**Goal:** Filter the lines below, copying only those with the string "gmail".

**Input data:**
◇ ◇ ◇ ◇ ◇
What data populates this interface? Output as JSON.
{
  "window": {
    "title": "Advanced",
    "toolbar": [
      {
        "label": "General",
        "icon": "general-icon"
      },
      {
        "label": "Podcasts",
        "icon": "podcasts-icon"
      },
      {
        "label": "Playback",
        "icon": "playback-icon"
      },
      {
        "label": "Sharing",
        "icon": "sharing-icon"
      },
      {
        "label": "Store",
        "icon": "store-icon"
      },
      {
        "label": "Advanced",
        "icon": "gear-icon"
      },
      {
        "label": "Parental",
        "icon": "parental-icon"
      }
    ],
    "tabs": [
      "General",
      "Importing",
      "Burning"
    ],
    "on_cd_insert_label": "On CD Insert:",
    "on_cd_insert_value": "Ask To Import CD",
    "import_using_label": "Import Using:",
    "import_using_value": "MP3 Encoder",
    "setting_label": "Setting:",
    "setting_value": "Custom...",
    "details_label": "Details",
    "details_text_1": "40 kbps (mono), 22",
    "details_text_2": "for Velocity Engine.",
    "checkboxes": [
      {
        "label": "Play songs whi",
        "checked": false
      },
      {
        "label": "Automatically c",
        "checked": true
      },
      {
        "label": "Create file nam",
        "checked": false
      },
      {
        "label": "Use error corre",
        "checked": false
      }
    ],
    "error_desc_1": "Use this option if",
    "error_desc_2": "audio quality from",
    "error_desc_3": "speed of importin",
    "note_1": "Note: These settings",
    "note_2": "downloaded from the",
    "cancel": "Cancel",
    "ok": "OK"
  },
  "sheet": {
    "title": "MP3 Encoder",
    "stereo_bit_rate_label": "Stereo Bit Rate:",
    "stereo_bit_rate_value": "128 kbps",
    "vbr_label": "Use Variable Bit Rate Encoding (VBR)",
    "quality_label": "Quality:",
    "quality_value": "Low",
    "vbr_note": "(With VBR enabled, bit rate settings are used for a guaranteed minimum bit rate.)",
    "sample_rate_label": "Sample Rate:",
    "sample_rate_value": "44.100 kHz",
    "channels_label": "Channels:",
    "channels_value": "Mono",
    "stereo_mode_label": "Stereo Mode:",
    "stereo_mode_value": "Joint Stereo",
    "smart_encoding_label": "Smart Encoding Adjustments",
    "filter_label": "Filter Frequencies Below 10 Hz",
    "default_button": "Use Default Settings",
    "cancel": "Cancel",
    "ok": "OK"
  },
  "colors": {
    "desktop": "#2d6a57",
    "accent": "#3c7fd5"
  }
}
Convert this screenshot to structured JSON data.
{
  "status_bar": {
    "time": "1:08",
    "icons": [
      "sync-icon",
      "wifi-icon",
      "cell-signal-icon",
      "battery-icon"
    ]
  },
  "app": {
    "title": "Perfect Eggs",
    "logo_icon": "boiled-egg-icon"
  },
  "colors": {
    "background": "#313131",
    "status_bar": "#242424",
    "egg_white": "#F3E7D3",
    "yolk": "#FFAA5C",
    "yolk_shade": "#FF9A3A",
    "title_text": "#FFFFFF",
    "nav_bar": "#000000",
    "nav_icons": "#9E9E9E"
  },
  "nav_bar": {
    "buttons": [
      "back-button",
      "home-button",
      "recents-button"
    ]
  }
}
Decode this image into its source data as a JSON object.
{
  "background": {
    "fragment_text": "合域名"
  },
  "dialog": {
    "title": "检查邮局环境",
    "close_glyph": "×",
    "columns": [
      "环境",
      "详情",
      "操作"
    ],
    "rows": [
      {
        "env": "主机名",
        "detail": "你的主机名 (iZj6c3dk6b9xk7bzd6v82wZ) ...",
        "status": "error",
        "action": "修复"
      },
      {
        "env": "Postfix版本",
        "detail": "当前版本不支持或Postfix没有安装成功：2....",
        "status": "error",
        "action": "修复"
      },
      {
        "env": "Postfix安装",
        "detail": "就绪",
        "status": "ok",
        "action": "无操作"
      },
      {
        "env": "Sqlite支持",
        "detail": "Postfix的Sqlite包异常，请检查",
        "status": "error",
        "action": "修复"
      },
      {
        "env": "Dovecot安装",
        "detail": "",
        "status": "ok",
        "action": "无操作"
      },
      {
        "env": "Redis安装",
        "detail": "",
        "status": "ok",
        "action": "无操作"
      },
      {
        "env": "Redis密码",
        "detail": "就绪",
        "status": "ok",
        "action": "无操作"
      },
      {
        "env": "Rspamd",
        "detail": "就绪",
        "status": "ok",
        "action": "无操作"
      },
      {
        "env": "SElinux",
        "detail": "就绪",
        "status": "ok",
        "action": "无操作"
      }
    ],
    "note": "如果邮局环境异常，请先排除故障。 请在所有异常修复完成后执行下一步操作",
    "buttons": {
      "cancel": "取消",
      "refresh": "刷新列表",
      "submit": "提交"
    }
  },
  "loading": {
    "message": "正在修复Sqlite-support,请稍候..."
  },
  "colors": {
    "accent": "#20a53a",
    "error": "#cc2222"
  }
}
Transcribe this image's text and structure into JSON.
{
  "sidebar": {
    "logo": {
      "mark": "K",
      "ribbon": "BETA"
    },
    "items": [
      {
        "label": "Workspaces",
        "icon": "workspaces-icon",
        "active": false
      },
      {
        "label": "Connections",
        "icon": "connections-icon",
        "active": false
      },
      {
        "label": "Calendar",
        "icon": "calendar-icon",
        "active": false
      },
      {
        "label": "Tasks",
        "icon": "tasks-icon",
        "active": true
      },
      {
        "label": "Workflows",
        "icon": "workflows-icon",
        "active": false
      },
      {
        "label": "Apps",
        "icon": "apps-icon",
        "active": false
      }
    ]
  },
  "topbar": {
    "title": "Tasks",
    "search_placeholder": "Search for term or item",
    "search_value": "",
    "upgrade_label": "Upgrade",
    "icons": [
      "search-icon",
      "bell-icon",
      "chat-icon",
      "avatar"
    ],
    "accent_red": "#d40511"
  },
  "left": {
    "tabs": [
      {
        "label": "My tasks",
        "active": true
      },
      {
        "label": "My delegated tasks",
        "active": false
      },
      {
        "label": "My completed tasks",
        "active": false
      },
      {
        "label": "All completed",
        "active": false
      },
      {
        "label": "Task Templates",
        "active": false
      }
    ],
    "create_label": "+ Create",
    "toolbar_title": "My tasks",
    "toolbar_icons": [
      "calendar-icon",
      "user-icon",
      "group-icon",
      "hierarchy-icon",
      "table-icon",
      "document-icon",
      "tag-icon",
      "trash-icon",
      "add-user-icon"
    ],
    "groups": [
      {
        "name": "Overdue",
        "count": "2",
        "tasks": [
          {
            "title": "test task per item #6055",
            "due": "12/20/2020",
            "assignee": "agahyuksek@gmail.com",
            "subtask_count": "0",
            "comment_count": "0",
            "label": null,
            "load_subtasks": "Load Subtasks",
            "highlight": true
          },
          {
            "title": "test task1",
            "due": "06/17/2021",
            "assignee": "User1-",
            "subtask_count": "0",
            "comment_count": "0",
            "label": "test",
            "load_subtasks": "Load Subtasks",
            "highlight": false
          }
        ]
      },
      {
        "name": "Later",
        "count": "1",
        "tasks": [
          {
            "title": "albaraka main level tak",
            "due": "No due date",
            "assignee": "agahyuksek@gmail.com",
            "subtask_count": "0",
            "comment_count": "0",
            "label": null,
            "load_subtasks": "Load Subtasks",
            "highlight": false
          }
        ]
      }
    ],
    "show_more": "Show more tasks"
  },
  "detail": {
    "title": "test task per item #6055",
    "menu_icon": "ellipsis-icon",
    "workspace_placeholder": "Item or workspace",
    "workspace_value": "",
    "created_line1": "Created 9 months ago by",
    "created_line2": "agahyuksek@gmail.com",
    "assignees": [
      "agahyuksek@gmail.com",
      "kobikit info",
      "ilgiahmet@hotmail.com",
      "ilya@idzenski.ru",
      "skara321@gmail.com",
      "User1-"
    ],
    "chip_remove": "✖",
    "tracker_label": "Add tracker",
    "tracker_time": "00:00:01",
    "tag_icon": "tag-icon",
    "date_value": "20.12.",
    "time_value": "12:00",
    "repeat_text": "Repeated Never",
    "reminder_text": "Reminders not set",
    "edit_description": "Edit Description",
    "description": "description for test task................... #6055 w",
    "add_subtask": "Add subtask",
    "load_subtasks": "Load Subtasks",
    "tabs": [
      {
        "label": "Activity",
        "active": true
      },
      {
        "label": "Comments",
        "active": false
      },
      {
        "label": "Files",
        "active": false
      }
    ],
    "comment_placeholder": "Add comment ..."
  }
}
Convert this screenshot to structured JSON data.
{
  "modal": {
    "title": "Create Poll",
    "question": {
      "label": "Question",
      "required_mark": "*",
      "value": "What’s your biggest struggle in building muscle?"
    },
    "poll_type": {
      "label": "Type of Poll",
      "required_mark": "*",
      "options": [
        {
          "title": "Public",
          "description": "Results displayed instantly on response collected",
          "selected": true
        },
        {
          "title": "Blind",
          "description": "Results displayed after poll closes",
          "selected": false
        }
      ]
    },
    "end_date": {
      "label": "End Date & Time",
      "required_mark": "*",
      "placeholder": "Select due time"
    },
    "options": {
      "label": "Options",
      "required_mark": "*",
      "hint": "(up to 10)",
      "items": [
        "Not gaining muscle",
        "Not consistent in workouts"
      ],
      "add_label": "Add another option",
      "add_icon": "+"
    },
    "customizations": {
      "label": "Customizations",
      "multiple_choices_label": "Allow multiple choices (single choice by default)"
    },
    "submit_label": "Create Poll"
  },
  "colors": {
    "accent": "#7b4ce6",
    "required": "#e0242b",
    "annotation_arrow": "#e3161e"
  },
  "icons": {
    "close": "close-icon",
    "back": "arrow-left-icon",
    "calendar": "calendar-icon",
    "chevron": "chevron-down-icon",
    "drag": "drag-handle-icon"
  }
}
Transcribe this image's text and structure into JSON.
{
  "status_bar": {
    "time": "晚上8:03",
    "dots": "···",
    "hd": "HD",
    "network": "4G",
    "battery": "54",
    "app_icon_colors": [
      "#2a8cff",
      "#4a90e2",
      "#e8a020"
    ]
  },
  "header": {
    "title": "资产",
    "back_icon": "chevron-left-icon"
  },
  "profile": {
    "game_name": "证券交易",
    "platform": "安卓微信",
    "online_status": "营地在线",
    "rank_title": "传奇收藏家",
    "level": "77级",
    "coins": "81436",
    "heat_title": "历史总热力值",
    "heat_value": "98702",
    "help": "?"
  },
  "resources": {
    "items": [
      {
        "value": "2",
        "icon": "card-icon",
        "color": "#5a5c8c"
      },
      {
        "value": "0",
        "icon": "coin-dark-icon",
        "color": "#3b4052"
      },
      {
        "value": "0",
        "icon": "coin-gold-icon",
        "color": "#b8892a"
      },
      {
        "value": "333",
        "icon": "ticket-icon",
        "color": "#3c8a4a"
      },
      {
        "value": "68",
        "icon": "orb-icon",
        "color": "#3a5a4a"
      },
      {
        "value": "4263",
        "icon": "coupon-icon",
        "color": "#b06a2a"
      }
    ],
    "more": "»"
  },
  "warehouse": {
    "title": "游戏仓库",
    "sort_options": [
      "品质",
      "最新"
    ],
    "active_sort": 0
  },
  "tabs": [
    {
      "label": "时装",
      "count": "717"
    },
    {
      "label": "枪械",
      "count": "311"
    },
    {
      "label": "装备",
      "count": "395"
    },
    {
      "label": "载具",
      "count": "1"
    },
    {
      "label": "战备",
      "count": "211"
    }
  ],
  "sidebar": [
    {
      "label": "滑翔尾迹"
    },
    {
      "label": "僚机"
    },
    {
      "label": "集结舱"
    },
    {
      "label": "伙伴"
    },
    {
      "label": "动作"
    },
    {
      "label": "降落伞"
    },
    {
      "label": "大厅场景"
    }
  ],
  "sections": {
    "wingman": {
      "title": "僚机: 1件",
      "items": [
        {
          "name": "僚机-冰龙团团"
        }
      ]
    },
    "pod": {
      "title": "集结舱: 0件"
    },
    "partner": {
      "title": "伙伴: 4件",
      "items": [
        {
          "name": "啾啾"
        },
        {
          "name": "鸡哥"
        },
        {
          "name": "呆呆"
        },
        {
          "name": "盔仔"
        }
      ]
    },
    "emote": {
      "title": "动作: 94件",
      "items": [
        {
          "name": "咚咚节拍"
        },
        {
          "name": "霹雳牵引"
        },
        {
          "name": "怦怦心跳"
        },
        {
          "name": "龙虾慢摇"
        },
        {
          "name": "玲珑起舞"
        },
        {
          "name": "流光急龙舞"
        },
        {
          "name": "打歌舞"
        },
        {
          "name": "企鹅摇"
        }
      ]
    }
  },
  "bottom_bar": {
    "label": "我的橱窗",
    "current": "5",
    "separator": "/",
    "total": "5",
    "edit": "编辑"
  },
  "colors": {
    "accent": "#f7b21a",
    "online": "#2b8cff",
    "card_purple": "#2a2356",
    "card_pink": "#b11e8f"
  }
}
◇ ◇ ◇ ◇ ◇
**Response for this exercise:**
            "assignee": "agahyuksek@gmail.com",
            "assignee": "agahyuksek@gmail.com",
    "created_line2": "agahyuksek@gmail.com",
      "agahyuksek@gmail.com",
      "skara321@gmail.com",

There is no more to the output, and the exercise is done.